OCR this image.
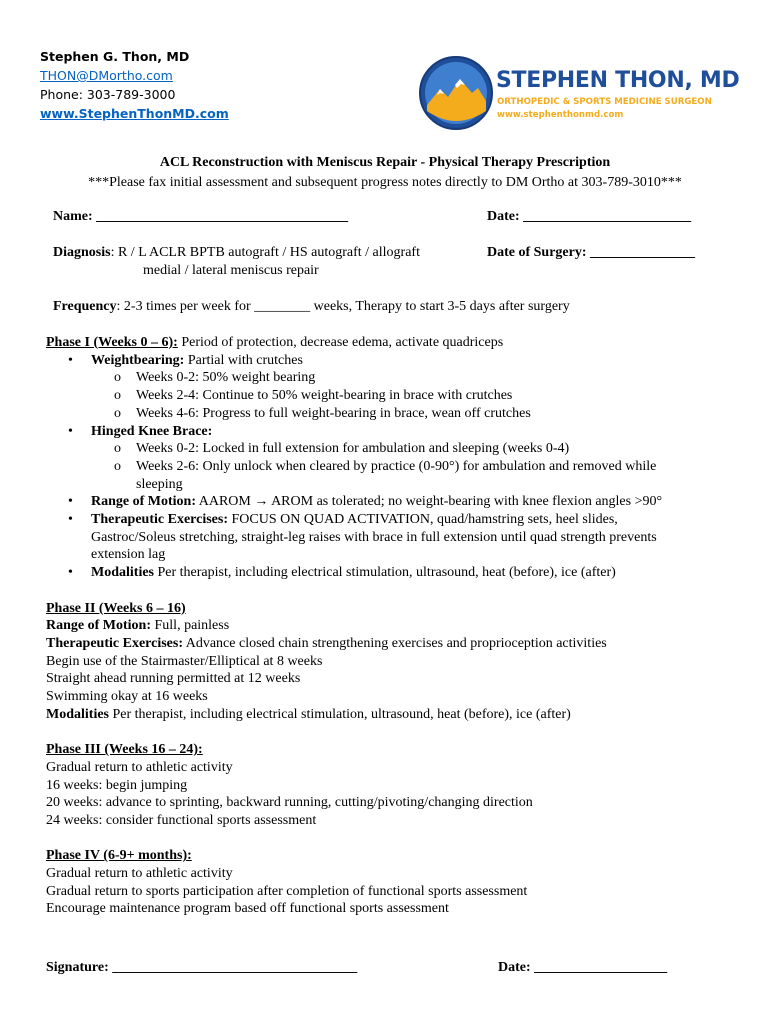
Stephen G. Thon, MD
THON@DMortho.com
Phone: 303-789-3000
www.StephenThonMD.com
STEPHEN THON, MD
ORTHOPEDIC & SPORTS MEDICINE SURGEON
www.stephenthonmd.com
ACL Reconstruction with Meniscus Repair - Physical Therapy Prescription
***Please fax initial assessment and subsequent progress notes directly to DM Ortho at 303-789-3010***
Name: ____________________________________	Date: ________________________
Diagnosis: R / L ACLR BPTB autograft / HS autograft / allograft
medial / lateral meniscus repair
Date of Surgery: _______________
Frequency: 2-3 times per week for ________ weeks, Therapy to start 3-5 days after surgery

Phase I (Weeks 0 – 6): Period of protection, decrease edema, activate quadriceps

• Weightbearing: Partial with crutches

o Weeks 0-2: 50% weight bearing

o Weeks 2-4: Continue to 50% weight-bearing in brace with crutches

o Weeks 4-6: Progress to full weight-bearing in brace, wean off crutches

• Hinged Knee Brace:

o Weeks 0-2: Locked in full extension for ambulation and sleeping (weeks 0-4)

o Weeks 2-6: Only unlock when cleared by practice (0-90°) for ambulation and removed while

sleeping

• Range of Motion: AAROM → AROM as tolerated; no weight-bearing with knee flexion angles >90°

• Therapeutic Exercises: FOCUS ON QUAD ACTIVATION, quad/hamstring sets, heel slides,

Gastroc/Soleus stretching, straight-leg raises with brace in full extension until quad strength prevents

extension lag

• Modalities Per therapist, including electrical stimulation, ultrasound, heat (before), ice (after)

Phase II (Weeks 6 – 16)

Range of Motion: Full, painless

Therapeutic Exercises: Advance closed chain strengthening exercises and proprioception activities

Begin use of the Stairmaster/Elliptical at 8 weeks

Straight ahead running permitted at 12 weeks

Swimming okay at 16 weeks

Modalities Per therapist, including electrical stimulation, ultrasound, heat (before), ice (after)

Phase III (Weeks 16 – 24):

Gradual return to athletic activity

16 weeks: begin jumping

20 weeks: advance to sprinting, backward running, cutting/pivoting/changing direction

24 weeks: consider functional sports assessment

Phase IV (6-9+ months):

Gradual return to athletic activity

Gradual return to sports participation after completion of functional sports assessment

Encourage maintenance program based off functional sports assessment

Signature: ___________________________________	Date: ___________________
════
All of the lines above should be printed exactly, minus the pictures.

→ **Task solution**:
OCR this image.
Stephen G. Thon, MD
THON@DMortho.com
Phone: 303-789-3000
www.StephenThonMD.com
STEPHEN THON, MD
ORTHOPEDIC & SPORTS MEDICINE SURGEON
www.stephenthonmd.com
ACL Reconstruction with Meniscus Repair - Physical Therapy Prescription
***Please fax initial assessment and subsequent progress notes directly to DM Ortho at 303-789-3010***
Name: ____________________________________	Date: ________________________
Diagnosis: R / L ACLR BPTB autograft / HS autograft / allograft
medial / lateral meniscus repair
Date of Surgery: _______________
Frequency: 2-3 times per week for ________ weeks, Therapy to start 3-5 days after surgery

Phase I (Weeks 0 – 6): Period of protection, decrease edema, activate quadriceps

• Weightbearing: Partial with crutches

o Weeks 0-2: 50% weight bearing

o Weeks 2-4: Continue to 50% weight-bearing in brace with crutches

o Weeks 4-6: Progress to full weight-bearing in brace, wean off crutches

• Hinged Knee Brace:

o Weeks 0-2: Locked in full extension for ambulation and sleeping (weeks 0-4)

o Weeks 2-6: Only unlock when cleared by practice (0-90°) for ambulation and removed while

sleeping

• Range of Motion: AAROM → AROM as tolerated; no weight-bearing with knee flexion angles >90°

• Therapeutic Exercises: FOCUS ON QUAD ACTIVATION, quad/hamstring sets, heel slides,

Gastroc/Soleus stretching, straight-leg raises with brace in full extension until quad strength prevents

extension lag

• Modalities Per therapist, including electrical stimulation, ultrasound, heat (before), ice (after)

Phase II (Weeks 6 – 16)

Range of Motion: Full, painless

Therapeutic Exercises: Advance closed chain strengthening exercises and proprioception activities

Begin use of the Stairmaster/Elliptical at 8 weeks

Straight ahead running permitted at 12 weeks

Swimming okay at 16 weeks

Modalities Per therapist, including electrical stimulation, ultrasound, heat (before), ice (after)

Phase III (Weeks 16 – 24):

Gradual return to athletic activity

16 weeks: begin jumping

20 weeks: advance to sprinting, backward running, cutting/pivoting/changing direction

24 weeks: consider functional sports assessment

Phase IV (6-9+ months):

Gradual return to athletic activity

Gradual return to sports participation after completion of functional sports assessment

Encourage maintenance program based off functional sports assessment

Signature: ___________________________________	Date: ___________________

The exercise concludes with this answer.